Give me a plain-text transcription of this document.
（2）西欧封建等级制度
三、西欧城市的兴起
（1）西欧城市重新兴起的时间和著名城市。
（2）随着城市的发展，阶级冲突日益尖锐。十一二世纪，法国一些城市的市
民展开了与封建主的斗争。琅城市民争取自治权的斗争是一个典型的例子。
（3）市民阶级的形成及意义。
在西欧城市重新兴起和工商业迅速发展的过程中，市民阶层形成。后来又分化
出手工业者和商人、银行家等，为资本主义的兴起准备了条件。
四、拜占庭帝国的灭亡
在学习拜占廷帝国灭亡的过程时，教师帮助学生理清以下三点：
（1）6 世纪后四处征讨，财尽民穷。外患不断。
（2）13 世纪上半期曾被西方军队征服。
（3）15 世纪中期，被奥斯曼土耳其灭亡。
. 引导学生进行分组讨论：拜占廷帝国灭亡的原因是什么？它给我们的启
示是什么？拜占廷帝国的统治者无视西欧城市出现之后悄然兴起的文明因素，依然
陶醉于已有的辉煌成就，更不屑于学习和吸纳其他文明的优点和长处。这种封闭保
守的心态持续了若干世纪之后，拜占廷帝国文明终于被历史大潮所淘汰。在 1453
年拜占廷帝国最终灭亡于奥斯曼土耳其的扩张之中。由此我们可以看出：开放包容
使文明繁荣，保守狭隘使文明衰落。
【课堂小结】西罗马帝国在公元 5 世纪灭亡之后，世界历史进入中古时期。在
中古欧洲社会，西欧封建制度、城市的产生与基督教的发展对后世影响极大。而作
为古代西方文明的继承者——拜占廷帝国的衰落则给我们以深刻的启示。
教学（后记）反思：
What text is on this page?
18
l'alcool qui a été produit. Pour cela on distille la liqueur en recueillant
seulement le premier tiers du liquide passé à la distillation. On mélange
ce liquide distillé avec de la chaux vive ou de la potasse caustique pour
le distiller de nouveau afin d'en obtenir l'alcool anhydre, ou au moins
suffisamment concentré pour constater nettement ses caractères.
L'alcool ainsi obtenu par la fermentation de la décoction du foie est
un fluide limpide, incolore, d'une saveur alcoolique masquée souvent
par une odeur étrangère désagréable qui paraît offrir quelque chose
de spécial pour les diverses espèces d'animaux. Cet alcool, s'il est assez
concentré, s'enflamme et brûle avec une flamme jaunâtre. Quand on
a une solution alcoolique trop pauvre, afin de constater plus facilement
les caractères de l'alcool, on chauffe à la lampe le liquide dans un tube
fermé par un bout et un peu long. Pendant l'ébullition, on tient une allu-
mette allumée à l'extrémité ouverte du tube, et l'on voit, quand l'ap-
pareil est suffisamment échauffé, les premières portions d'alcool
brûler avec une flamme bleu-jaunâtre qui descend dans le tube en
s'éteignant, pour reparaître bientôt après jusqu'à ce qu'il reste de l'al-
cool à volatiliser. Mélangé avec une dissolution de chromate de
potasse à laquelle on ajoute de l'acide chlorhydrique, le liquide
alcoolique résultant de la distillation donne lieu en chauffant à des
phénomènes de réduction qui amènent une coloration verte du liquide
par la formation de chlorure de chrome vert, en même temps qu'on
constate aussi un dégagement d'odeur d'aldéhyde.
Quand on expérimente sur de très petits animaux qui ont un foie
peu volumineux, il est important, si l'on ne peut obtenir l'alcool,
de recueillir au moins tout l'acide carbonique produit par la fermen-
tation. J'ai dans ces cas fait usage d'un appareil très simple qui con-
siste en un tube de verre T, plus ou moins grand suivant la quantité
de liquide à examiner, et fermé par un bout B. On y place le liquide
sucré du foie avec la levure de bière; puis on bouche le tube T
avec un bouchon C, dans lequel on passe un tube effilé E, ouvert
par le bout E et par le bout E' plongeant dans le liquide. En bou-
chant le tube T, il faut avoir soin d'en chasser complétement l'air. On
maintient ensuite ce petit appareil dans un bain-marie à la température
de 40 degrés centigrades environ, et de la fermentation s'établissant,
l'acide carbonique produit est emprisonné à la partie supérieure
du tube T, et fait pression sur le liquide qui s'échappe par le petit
..............................
WHAT YOU HAVE TO DO >> Where a line of the records above holds the word "appareil", copy that line.

EXERCISE RESPONSE >>
tation. J'ai dans ces cas fait usage d'un appareil très simple qui con-
maintient ensuite ce petit appareil dans un bain-marie à la température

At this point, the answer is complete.